* _Set of tasks_
**a.** In the study text on HCV RNA dynamics, what was the median HCV RNA level during month five among people whose infection persisted?
**b.** Write the next part of the acute hepatitis C text, continuing from its last sentence.

Published in final edited form as: J Med Virol. 2014 Jul 8;86(10):1722–1729. doi: 10.1002/jmv.24010

Dynamics of HCV RNA levels during acute hepatitis C virus infection

Behzad Hajarizadeh 1, Jason Grebely 1, Tanya Applegate 1, Gail V Matthews 1, Janaki Amin 1, Kathy Petoumenos 1, Margaret Hellard 2, William Rawlinson 3, Andrew Lloyd 3, John Kaldor 1, Gregory J Dore 1, on behalf of the ATAHC study group
PMCID: PMC4276420  NIHMSID: NIHMS649636  PMID: 25042465

Abstract

Understanding viral dynamics during acute hepatitis C virus (HCV) infection can provide important insights into immunopathogenesis and guide early treatment. The aim of this study was investigating the dynamics of HCV RNA and alanine transaminase (ALT) levels during recent HCV infection in the Australian Trial in Acute Hepatitis C (ATAHC). ATAHC was a prospective study of the natural history of recently acquired HCV infection. Longitudinal HCV RNA and ALT levels were compared among individuals with ultimately persistent infection and spontaneous clearance outcomes. Among those with HCV persistence (n=104) and HCV clearance (n=30), median HCV RNA (5.2 vs. 4.1 log IU/mL, respectively) and ALT levels (779 vs. 1765 IU/L, respectively) were high during month two following infection, and then declined during months three and four in both groups. Among those with HCV persistence, median HCV RNA was 2.9 log IU/mL during months four, increased to 5.5 log IU/mL during month five, and remained subsequently relatively stable. Among those with HCV clearance, median HCV RNA was undetectable by month five. Median HCV RNA levels were comparable between individuals with HCV persistence and HCV clearance during month three following infection (3.2 vs. 3.5 log IU/mL, respectively; P=0.935), but markedly different during month five (5.5 vs. 1.0 log IU/mL, respectively; P<0.001). In conclusion, dynamics of HCV RNA levels in those with HCV clearance and HCV persistence diverged between months three and five following infection, with the latter time-point being potentially useful for commencing early treatment.

Keywords: Chronic, Persistent infection, Spontaneous clearance, Viral load, alanine transaminase

INTRODUCTION

Acute hepatitis C virus (HCV) infection is characterized by the appearance of virus in the blood within 2–14 days of exposure, increases in the levels of liver-associated serum enzymes particularly alanine transaminase (ALT), and gradual appearance of HCV-specific antibodies (anti-HCV antibody) within 30–60 days of exposure (reviewed in [Grebely et al., 2011; Hajarizadeh et al., 2013]).

* _Supplied entries_
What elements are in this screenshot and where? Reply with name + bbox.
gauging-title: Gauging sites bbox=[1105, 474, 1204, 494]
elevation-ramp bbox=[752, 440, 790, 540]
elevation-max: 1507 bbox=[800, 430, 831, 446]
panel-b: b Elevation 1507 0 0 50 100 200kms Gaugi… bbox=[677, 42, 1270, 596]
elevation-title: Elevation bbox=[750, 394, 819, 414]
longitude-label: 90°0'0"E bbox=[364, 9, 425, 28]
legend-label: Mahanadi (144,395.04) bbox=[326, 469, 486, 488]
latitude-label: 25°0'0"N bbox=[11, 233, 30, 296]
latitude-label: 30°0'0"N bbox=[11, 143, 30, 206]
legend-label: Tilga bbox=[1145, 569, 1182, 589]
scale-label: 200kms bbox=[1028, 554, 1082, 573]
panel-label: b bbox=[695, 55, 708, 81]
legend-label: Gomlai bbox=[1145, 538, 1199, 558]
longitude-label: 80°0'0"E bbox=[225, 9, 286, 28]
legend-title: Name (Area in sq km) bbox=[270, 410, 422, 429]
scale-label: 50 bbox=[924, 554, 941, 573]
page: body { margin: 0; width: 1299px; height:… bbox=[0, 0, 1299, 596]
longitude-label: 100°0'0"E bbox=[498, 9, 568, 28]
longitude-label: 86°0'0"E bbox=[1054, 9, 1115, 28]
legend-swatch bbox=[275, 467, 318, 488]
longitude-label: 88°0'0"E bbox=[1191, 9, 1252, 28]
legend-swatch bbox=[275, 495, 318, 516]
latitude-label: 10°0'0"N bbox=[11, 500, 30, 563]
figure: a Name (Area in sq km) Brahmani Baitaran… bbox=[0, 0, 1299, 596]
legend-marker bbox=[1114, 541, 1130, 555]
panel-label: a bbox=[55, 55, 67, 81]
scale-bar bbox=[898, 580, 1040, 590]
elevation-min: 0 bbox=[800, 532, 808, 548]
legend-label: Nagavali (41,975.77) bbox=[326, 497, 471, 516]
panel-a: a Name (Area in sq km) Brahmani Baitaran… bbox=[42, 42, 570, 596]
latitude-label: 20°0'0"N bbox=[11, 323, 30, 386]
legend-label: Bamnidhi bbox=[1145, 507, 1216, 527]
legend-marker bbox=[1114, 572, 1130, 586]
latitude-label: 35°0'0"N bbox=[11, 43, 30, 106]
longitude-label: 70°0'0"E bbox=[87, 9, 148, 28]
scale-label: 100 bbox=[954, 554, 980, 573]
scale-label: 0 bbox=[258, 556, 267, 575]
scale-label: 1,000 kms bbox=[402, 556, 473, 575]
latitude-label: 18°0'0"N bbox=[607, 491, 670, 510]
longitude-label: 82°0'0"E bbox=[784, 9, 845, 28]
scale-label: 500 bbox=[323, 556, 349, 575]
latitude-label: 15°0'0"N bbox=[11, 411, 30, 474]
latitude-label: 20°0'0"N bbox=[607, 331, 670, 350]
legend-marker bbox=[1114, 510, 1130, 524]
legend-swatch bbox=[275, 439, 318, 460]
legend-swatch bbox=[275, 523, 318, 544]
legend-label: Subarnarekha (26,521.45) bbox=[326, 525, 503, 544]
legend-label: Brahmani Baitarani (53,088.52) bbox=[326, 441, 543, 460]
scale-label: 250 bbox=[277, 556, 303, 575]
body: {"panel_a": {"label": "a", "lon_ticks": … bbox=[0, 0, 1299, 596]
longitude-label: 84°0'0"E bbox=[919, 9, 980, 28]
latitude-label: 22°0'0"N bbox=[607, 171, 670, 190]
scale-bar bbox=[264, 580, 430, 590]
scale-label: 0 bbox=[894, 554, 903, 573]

* _Answers to the tasks_
**a.** 5.5 log IU/mL.

**b.**
Acute HCV infection is followed by spontaneous clearance, defined by repeated undetectable HCV RNA in the blood, in around 25% of individuals [Grebely et al., 2014; Micallef et al., 2006]; the remaining 75% progress to chronic HCV infection with potential consequences of cirrhosis, liver failure and hepatocellular carcinoma.

Understanding the patterns of change (dynamics) in HCV RNA and ALT levels during progression from acute to chronic HCV infection can provide important insights into immunopathogenesis. It may also have clinical utility in predicting spontaneous HCV clearance and hence guide in better timing for early treatment.

The dynamics of HCV RNA levels in early acute HCV (i.e. from exposure to seroconversion) have been characterised as occurring in three phases: a pre-ramp-up phase with intermittent low-level HCV RNA (from exposure to initial quantifiable HCV RNA); a ramp-up phase with exponential increase in HCV RNA levels (8–10 days); and a high-titre viremic plateau phase (45–68 days) [Glynn et al., 2005]. However, further data are needed to improve understanding of HCV RNA dynamics during progression from acute to chronic HCV infection. In addition, several studies investigating HCV RNA dynamics in acute HCV have enrolled blood product recipients [Barrera et al., 1995; Farci et al., 2000], frequent blood donors [Glynn et al., 2005; Nübling et al., 2002], haemodialysis patients [Lavillette et al., 2005; Weseslindtner et al., 2009] or health care workers [Thimme et al., 2001] where the date of exposure can be determined. However, these studies are generally limited by small sample sizes and are not representative of the most common form of HCV acquisition in developed countries (i.e. people who inject drugs). Individuals acquiring HCV through injecting drug differ in age, underlying health status, and generally less precise estimation of time of exposure.

This study sought to assess the dynamics of HCV RNA and ALT levels in recent HCV infection, with a particular focus on the transitional period during progression from acute to chronic infection, among individuals predominantly infected through injecting drug use.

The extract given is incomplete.